DESCRIPTION OF THE TASK | From the data below, keep only the lines that contain the string "frame" and copy each of them in full.

════════

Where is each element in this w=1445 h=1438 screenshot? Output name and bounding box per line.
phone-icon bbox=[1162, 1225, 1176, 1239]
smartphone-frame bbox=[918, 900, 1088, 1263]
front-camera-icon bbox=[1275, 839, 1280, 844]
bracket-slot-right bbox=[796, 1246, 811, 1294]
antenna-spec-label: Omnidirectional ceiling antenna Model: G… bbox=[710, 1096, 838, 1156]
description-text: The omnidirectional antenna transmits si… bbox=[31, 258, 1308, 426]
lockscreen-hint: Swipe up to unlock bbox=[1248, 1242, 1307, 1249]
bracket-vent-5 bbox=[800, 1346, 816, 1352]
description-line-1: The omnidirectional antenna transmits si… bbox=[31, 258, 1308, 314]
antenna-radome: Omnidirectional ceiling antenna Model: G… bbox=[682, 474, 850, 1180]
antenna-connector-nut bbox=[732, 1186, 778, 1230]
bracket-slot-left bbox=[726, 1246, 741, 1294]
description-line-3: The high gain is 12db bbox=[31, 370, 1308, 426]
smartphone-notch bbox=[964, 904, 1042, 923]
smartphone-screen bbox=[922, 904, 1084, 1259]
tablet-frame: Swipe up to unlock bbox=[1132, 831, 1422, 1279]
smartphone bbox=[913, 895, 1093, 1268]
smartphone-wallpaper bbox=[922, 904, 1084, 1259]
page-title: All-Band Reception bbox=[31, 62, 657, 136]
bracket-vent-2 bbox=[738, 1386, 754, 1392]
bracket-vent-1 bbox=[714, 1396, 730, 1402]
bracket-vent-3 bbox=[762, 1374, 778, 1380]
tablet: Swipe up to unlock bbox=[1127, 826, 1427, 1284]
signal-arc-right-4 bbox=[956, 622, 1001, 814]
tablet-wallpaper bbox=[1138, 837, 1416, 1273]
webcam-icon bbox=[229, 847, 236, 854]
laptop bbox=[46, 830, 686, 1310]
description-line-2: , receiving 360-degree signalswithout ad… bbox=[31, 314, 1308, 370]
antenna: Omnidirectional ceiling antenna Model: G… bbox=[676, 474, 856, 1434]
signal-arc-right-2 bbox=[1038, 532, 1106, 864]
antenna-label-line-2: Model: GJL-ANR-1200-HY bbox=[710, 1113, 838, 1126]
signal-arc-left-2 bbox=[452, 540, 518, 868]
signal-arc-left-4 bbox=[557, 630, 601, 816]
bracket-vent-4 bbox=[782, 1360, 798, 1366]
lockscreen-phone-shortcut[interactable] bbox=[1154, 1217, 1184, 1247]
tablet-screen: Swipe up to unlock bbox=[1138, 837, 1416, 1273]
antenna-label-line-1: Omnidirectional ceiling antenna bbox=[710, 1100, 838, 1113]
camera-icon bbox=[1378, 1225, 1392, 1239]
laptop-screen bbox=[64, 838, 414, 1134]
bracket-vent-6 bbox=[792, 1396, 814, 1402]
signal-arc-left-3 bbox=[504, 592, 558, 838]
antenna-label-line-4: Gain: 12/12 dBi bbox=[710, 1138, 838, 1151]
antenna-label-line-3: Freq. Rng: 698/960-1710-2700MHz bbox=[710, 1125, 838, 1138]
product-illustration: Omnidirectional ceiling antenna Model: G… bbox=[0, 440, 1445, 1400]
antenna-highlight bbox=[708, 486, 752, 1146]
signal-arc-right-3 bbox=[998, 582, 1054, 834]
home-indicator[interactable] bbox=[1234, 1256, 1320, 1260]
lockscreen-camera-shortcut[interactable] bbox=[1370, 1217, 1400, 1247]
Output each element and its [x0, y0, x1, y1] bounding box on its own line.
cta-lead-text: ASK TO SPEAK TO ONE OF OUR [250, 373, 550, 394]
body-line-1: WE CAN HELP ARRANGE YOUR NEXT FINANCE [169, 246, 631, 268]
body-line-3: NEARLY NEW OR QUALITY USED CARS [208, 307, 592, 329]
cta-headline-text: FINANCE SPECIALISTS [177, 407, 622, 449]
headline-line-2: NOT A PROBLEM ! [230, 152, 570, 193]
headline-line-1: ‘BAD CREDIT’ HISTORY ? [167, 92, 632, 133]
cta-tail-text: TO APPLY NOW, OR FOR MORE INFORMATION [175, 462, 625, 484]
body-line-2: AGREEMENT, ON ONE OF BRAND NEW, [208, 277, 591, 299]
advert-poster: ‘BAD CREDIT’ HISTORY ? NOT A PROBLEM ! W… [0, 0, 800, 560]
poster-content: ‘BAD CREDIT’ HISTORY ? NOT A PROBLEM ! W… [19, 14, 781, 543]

════════

SOLUTION TO THIS EXERCISE |
smartphone-frame bbox=[918, 900, 1088, 1263]
tablet-frame: Swipe up to unlock bbox=[1132, 831, 1422, 1279]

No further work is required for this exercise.